::: Input rows :::

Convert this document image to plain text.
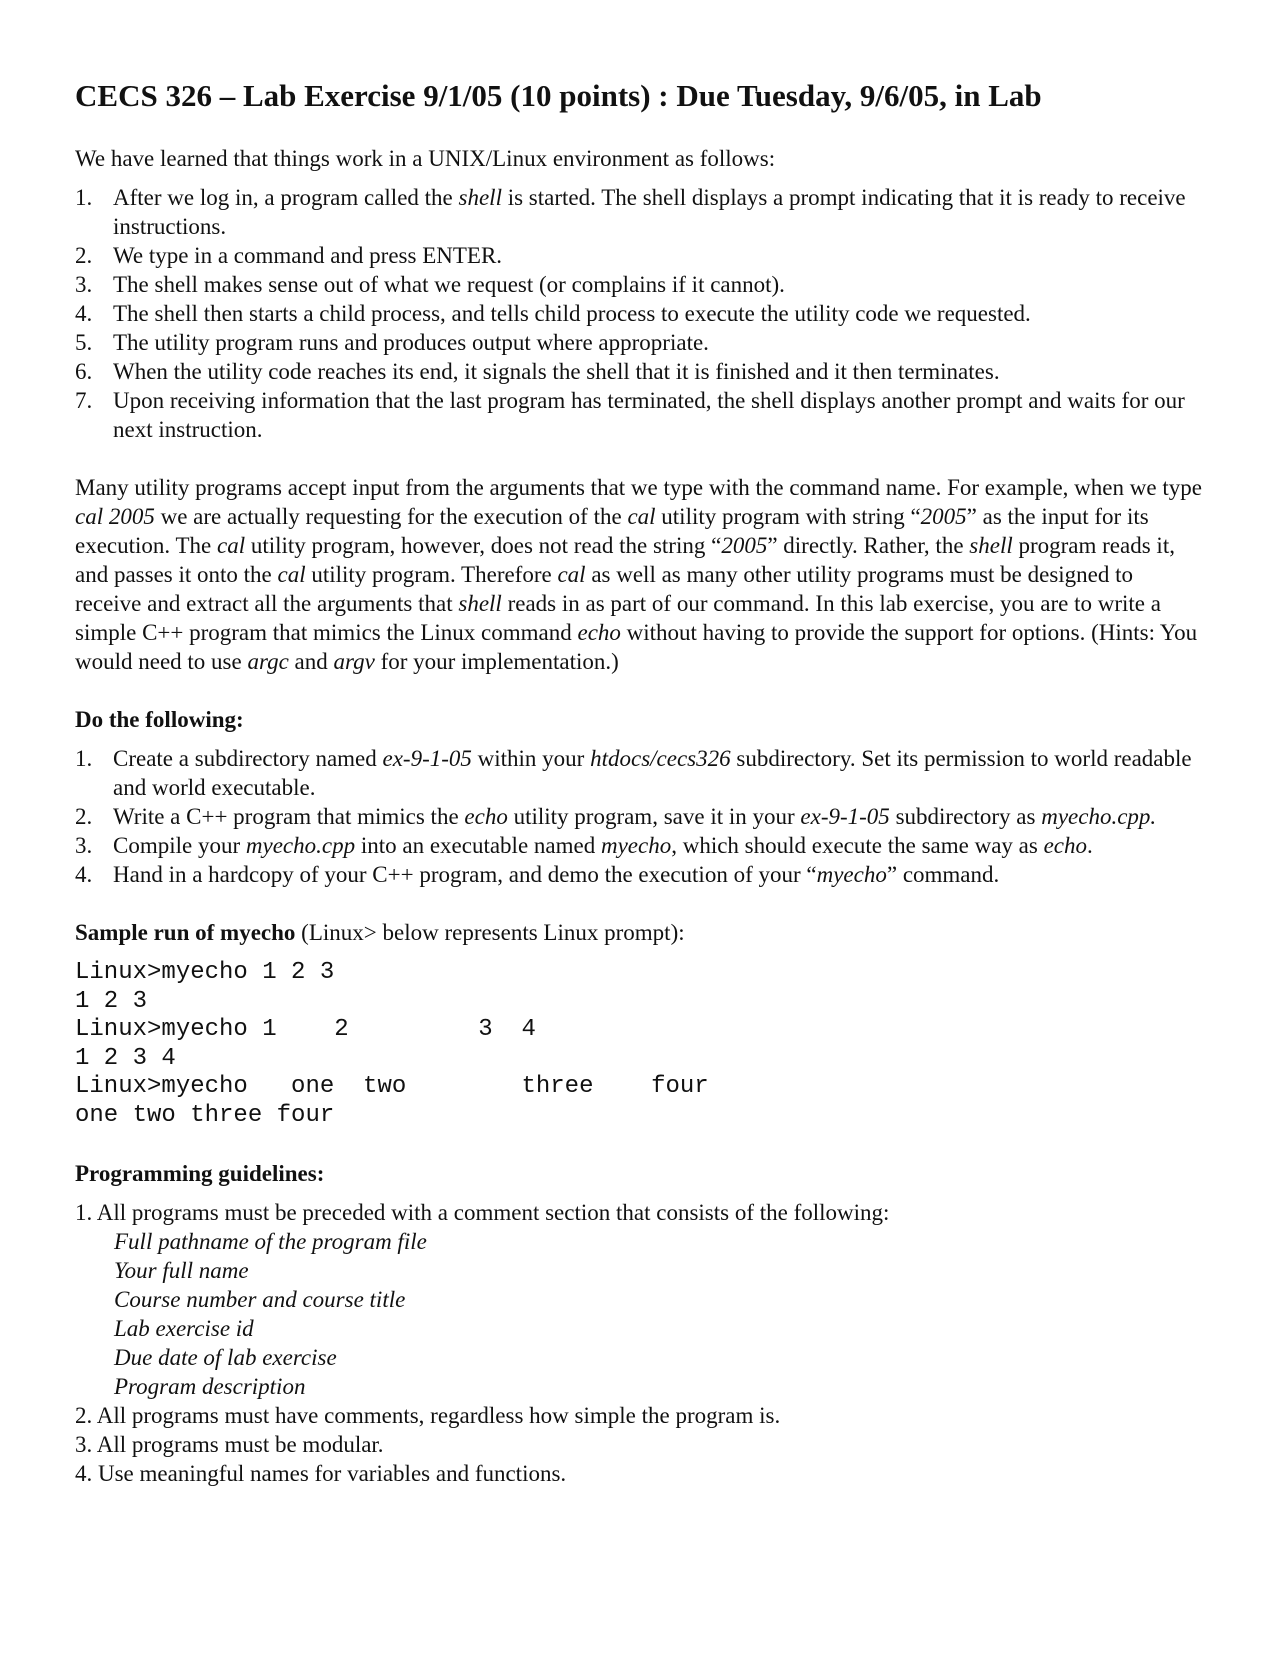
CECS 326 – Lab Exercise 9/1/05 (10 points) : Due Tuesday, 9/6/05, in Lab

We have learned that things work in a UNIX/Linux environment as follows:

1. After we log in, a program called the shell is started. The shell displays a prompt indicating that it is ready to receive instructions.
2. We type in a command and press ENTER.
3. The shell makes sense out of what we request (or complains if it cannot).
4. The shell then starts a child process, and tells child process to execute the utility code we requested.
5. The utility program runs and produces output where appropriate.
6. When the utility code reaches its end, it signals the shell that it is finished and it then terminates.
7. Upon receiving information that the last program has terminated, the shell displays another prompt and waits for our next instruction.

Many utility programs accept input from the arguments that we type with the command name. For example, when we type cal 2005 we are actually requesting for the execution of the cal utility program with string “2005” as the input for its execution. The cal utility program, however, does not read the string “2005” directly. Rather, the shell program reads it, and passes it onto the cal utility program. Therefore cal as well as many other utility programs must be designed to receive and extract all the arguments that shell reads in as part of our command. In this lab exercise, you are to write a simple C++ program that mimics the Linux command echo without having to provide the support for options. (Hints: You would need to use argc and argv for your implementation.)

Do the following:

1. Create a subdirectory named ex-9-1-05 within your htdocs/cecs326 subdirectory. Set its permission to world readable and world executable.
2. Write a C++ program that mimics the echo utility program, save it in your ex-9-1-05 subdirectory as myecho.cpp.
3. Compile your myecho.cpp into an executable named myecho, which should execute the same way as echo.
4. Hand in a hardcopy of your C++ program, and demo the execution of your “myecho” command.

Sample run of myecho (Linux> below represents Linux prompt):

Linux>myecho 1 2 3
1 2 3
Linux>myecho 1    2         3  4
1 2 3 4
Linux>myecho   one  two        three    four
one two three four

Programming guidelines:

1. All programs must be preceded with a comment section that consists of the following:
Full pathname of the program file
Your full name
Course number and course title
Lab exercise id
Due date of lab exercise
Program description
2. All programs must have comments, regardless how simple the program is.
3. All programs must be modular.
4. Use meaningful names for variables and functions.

:::

• **Task description**: Quote the records above in full, dropping each picture.

• **Task result**:
Convert this document image to plain text.
CECS 326 – Lab Exercise 9/1/05 (10 points) : Due Tuesday, 9/6/05, in Lab

We have learned that things work in a UNIX/Linux environment as follows:

1. After we log in, a program called the shell is started. The shell displays a prompt indicating that it is ready to receive instructions.
2. We type in a command and press ENTER.
3. The shell makes sense out of what we request (or complains if it cannot).
4. The shell then starts a child process, and tells child process to execute the utility code we requested.
5. The utility program runs and produces output where appropriate.
6. When the utility code reaches its end, it signals the shell that it is finished and it then terminates.
7. Upon receiving information that the last program has terminated, the shell displays another prompt and waits for our next instruction.

Many utility programs accept input from the arguments that we type with the command name. For example, when we type cal 2005 we are actually requesting for the execution of the cal utility program with string “2005” as the input for its execution. The cal utility program, however, does not read the string “2005” directly. Rather, the shell program reads it, and passes it onto the cal utility program. Therefore cal as well as many other utility programs must be designed to receive and extract all the arguments that shell reads in as part of our command. In this lab exercise, you are to write a simple C++ program that mimics the Linux command echo without having to provide the support for options. (Hints: You would need to use argc and argv for your implementation.)

Do the following:

1. Create a subdirectory named ex-9-1-05 within your htdocs/cecs326 subdirectory. Set its permission to world readable and world executable.
2. Write a C++ program that mimics the echo utility program, save it in your ex-9-1-05 subdirectory as myecho.cpp.
3. Compile your myecho.cpp into an executable named myecho, which should execute the same way as echo.
4. Hand in a hardcopy of your C++ program, and demo the execution of your “myecho” command.

Sample run of myecho (Linux> below represents Linux prompt):

Linux>myecho 1 2 3
1 2 3
Linux>myecho 1    2         3  4
1 2 3 4
Linux>myecho   one  two        three    four
one two three four

Programming guidelines:

1. All programs must be preceded with a comment section that consists of the following:
Full pathname of the program file
Your full name
Course number and course title
Lab exercise id
Due date of lab exercise
Program description
2. All programs must have comments, regardless how simple the program is.
3. All programs must be modular.
4. Use meaningful names for variables and functions.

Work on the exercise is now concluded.